Task description: Write out each line exactly as it stands, please.

Dataset listings of figures

::::::::

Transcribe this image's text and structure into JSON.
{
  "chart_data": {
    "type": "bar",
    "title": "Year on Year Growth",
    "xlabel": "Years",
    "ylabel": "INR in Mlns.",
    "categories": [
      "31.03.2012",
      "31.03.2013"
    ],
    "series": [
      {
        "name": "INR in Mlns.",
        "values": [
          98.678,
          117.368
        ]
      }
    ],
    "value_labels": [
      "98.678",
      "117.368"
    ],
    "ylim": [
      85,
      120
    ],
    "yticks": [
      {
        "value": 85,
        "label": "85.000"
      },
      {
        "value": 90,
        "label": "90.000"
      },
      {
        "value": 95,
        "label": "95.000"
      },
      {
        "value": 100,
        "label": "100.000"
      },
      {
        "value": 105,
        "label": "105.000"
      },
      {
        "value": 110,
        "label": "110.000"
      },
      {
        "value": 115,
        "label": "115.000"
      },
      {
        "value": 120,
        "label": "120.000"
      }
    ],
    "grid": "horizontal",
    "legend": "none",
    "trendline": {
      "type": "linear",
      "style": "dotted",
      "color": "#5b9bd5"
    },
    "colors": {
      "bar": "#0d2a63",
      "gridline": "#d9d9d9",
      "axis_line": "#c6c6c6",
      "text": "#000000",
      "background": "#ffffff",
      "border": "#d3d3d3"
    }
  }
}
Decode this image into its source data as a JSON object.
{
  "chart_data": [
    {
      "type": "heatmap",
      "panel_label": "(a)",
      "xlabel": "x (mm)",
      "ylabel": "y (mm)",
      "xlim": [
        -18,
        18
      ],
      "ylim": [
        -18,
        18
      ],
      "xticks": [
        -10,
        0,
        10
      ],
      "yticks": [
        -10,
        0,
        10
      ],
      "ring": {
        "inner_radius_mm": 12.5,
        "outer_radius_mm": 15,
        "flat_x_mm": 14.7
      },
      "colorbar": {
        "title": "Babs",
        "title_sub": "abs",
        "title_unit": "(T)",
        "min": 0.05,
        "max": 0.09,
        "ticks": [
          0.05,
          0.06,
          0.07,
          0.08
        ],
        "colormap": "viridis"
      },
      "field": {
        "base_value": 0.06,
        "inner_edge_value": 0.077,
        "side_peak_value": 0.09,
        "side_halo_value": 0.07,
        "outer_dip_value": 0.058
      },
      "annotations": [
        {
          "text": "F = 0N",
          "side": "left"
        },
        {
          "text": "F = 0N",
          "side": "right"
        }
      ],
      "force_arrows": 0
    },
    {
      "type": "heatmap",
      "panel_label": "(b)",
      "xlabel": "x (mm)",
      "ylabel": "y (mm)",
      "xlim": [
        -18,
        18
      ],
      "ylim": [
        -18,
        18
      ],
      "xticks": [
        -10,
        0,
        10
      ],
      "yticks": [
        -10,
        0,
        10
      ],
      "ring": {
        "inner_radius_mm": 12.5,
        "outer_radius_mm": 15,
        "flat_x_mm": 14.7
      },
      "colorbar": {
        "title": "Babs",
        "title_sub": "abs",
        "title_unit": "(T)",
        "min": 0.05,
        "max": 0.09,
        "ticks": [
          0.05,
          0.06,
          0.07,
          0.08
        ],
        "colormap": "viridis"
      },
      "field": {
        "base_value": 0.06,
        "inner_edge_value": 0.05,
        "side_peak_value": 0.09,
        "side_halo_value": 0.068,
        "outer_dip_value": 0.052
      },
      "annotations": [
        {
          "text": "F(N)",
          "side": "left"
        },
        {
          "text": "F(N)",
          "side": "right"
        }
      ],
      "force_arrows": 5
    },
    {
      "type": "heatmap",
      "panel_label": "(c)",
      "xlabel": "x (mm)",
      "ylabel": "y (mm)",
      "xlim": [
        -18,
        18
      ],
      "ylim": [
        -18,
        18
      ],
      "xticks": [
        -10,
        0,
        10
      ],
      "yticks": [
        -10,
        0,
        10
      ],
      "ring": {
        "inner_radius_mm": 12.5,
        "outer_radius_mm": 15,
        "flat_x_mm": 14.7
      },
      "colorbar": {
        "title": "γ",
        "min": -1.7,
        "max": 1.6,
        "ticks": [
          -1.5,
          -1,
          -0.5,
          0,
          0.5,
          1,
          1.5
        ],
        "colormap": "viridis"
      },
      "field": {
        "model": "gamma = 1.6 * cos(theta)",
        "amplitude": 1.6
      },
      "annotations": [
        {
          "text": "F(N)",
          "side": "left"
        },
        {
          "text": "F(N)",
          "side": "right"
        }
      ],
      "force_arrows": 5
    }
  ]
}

::::::::

Correct output:
Transcribe this image's text and structure into JSON.
{
  "chart_data": {
    "type": "bar",
    "title": "Year on Year Growth",
    "xlabel": "Years",
    "ylabel": "INR in Mlns.",
    "categories": [
      "31.03.2012",
      "31.03.2013"
    ],
    "series": [
      {
        "name": "INR in Mlns.",
        "values": [
          98.678,
          117.368
        ]
      }
    ],
    "value_labels": [
      "98.678",
      "117.368"
    ],
    "ylim": [
      85,
      120
    ],
    "yticks": [
      {
        "value": 85,
        "label": "85.000"
      },
      {
        "value": 90,
        "label": "90.000"
      },
      {
        "value": 95,
        "label": "95.000"
      },
      {
        "value": 100,
        "label": "100.000"
      },
      {
        "value": 105,
        "label": "105.000"
      },
      {
        "value": 110,
        "label": "110.000"
      },
      {
        "value": 115,
        "label": "115.000"
      },
      {
        "value": 120,
        "label": "120.000"
      }
    ],
    "grid": "horizontal",
    "legend": "none",
    "trendline": {
      "type": "linear",
      "style": "dotted",
      "color": "#5b9bd5"
    },
    "colors": {
      "bar": "#0d2a63",
      "gridline": "#d9d9d9",
      "axis_line": "#c6c6c6",
      "text": "#000000",
      "background": "#ffffff",
      "border": "#d3d3d3"
    }
  }
}
Decode this image into its source data as a JSON object.
{
  "chart_data": [
    {
      "type": "heatmap",
      "panel_label": "(a)",
      "xlabel": "x (mm)",
      "ylabel": "y (mm)",
      "xlim": [
        -18,
        18
      ],
      "ylim": [
        -18,
        18
      ],
      "xticks": [
        -10,
        0,
        10
      ],
      "yticks": [
        -10,
        0,
        10
      ],
      "ring": {
        "inner_radius_mm": 12.5,
        "outer_radius_mm": 15,
        "flat_x_mm": 14.7
      },
      "colorbar": {
        "title": "Babs",
        "title_sub": "abs",
        "title_unit": "(T)",
        "min": 0.05,
        "max": 0.09,
        "ticks": [
          0.05,
          0.06,
          0.07,
          0.08
        ],
        "colormap": "viridis"
      },
      "field": {
        "base_value": 0.06,
        "inner_edge_value": 0.077,
        "side_peak_value": 0.09,
        "side_halo_value": 0.07,
        "outer_dip_value": 0.058
      },
      "annotations": [
        {
          "text": "F = 0N",
          "side": "left"
        },
        {
          "text": "F = 0N",
          "side": "right"
        }
      ],
      "force_arrows": 0
    },
    {
      "type": "heatmap",
      "panel_label": "(b)",
      "xlabel": "x (mm)",
      "ylabel": "y (mm)",
      "xlim": [
        -18,
        18
      ],
      "ylim": [
        -18,
        18
      ],
      "xticks": [
        -10,
        0,
        10
      ],
      "yticks": [
        -10,
        0,
        10
      ],
      "ring": {
        "inner_radius_mm": 12.5,
        "outer_radius_mm": 15,
        "flat_x_mm": 14.7
      },
      "colorbar": {
        "title": "Babs",
        "title_sub": "abs",
        "title_unit": "(T)",
        "min": 0.05,
        "max": 0.09,
        "ticks": [
          0.05,
          0.06,
          0.07,
          0.08
        ],
        "colormap": "viridis"
      },
      "field": {
        "base_value": 0.06,
        "inner_edge_value": 0.05,
        "side_peak_value": 0.09,
        "side_halo_value": 0.068,
        "outer_dip_value": 0.052
      },
      "annotations": [
        {
          "text": "F(N)",
          "side": "left"
        },
        {
          "text": "F(N)",
          "side": "right"
        }
      ],
      "force_arrows": 5
    },
    {
      "type": "heatmap",
      "panel_label": "(c)",
      "xlabel": "x (mm)",
      "ylabel": "y (mm)",
      "xlim": [
        -18,
        18
      ],
      "ylim": [
        -18,
        18
      ],
      "xticks": [
        -10,
        0,
        10
      ],
      "yticks": [
        -10,
        0,
        10
      ],
      "ring": {
        "inner_radius_mm": 12.5,
        "outer_radius_mm": 15,
        "flat_x_mm": 14.7
      },
      "colorbar": {
        "title": "γ",
        "min": -1.7,
        "max": 1.6,
        "ticks": [
          -1.5,
          -1,
          -0.5,
          0,
          0.5,
          1,
          1.5
        ],
        "colormap": "viridis"
      },
      "field": {
        "model": "gamma = 1.6 * cos(theta)",
        "amplitude": 1.6
      },
      "annotations": [
        {
          "text": "F(N)",
          "side": "left"
        },
        {
          "text": "F(N)",
          "side": "right"
        }
      ],
      "force_arrows": 5
    }
  ]
}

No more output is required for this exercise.